# [EXERCISE MATERIALS]
====================

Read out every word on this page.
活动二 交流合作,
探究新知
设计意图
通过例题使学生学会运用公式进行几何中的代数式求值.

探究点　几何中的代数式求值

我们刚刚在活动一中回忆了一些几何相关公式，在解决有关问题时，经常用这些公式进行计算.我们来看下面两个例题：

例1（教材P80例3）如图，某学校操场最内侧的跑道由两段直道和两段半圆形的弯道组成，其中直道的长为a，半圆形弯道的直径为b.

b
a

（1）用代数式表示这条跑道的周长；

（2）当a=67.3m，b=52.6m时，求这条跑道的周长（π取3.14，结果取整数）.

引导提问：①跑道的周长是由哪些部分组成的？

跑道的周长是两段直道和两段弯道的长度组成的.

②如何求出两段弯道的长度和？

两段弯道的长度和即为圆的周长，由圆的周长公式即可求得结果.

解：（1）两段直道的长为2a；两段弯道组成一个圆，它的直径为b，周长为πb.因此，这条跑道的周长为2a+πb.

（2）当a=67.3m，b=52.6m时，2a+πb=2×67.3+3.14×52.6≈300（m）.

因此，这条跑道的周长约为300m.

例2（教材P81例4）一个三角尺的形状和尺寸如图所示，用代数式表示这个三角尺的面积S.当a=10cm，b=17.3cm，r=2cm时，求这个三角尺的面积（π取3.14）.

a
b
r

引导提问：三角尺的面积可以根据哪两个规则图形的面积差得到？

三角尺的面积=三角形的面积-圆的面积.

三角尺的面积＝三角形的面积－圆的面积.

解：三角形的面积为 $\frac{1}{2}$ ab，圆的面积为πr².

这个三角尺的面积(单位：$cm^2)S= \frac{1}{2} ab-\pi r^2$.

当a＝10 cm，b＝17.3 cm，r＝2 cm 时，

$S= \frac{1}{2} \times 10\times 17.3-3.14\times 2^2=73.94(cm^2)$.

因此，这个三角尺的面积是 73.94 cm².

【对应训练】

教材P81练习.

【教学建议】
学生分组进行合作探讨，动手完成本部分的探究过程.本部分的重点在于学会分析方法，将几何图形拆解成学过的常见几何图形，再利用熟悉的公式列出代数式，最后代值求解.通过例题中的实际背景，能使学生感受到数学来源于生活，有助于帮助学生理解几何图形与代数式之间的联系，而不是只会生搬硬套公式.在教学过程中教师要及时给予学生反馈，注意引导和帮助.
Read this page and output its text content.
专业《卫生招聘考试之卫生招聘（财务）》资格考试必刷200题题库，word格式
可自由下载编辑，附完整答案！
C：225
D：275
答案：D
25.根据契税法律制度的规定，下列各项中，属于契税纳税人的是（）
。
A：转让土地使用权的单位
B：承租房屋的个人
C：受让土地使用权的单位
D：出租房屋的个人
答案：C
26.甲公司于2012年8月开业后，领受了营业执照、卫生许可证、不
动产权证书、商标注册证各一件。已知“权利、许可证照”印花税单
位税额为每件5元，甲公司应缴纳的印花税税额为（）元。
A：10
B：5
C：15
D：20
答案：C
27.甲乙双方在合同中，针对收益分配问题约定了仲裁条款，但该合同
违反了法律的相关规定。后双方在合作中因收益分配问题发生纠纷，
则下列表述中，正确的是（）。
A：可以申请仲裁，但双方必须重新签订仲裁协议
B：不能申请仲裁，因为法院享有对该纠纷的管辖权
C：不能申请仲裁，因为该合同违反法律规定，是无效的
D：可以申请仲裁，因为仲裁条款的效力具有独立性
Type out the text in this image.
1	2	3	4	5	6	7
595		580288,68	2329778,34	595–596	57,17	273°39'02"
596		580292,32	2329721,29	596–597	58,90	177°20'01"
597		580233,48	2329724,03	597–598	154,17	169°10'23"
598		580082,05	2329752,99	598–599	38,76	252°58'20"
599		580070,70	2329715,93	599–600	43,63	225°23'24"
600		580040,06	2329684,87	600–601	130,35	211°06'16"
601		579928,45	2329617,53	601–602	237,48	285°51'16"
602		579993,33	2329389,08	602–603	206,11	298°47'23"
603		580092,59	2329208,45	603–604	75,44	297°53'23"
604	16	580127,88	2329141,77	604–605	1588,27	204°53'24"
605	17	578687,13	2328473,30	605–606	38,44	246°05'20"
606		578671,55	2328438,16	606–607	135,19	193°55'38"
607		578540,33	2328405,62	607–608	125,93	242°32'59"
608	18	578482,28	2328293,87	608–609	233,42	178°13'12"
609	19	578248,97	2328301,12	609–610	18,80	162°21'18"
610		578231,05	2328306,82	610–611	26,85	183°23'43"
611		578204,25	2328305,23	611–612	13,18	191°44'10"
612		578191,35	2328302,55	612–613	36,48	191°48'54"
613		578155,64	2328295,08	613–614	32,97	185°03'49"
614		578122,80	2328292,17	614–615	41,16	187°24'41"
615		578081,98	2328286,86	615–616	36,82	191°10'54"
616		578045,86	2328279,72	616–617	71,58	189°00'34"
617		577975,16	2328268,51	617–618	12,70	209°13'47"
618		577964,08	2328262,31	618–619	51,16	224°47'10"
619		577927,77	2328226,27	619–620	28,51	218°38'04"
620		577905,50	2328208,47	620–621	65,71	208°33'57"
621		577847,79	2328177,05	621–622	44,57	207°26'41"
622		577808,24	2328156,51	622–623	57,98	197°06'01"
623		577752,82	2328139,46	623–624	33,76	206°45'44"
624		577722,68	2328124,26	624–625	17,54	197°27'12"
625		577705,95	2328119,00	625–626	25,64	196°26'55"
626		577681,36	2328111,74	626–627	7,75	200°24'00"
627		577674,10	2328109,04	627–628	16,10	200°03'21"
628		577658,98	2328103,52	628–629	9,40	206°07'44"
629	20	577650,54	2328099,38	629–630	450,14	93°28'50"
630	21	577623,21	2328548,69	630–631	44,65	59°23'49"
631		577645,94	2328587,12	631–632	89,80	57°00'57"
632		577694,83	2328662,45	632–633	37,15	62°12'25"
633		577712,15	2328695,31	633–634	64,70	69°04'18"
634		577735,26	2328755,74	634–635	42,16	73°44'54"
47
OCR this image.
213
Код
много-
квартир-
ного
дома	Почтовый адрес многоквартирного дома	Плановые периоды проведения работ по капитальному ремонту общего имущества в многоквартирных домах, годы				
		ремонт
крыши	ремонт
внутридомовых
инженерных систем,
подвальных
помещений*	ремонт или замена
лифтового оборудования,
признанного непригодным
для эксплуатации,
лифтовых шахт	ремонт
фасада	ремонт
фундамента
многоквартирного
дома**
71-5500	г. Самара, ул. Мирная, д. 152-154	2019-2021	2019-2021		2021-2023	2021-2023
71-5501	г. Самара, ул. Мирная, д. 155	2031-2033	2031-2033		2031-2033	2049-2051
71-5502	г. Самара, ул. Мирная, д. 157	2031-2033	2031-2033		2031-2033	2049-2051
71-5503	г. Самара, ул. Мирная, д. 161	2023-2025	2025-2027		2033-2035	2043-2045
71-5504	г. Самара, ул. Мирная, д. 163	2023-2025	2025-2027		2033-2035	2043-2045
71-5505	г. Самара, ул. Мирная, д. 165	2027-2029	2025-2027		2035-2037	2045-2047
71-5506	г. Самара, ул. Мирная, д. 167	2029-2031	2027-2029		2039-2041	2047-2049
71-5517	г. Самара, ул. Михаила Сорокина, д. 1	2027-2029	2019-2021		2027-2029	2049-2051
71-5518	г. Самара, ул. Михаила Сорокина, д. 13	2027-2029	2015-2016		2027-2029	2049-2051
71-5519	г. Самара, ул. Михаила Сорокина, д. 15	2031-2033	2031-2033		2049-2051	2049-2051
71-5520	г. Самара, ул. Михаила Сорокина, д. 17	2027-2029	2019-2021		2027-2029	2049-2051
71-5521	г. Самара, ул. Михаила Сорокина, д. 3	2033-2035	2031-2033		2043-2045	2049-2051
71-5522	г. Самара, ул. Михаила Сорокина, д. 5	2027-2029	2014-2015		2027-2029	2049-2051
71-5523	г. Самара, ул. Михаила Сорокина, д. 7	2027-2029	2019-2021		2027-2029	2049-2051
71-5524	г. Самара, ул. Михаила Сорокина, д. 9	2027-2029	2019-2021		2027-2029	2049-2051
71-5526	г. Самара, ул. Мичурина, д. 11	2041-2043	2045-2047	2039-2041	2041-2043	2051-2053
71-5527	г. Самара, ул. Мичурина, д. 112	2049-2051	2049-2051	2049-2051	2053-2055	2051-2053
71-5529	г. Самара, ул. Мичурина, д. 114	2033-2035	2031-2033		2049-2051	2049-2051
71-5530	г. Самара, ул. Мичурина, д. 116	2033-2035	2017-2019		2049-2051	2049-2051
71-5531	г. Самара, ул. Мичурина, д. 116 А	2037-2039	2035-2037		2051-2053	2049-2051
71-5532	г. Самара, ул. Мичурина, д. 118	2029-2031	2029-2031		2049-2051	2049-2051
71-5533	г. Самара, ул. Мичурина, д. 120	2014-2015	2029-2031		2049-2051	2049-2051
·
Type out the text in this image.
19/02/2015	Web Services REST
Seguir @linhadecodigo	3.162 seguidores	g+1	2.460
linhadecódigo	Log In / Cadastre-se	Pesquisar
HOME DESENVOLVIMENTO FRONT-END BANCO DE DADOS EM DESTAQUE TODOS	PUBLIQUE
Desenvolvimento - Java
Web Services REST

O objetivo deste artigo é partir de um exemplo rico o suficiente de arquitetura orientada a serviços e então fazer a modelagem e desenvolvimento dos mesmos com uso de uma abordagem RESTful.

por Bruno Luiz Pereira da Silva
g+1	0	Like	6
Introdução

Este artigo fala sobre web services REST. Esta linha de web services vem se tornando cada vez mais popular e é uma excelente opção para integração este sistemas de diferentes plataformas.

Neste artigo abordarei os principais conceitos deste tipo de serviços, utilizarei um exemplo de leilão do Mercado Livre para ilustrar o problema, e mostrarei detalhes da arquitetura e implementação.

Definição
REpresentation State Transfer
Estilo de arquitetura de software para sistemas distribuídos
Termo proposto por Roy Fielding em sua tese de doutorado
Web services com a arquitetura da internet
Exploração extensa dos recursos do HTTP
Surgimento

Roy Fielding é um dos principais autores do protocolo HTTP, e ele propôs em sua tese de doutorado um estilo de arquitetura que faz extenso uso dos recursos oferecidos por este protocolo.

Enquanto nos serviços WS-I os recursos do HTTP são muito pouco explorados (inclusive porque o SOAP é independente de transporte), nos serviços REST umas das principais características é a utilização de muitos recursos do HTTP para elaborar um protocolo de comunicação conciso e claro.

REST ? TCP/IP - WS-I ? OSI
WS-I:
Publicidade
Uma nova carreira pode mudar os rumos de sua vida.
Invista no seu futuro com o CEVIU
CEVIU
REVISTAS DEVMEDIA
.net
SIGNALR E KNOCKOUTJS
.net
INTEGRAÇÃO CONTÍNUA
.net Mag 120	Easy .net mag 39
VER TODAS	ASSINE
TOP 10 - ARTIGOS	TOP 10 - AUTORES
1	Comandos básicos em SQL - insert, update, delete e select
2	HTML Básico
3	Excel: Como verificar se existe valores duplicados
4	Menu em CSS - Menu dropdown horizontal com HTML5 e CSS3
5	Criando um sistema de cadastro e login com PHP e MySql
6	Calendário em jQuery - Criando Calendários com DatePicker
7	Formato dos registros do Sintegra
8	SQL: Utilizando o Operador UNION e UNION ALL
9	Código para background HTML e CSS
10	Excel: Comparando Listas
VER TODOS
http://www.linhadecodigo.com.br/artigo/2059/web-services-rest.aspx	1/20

====================

# [WHAT THE TASK REQUIRES]
Pull out each line containing the word "this" and copy it.

# [ANSWER IN FULL]
Read out every word on this page.
Read this page and output its text content.
Type out the text in this image.
OCR this image.
Type out the text in this image.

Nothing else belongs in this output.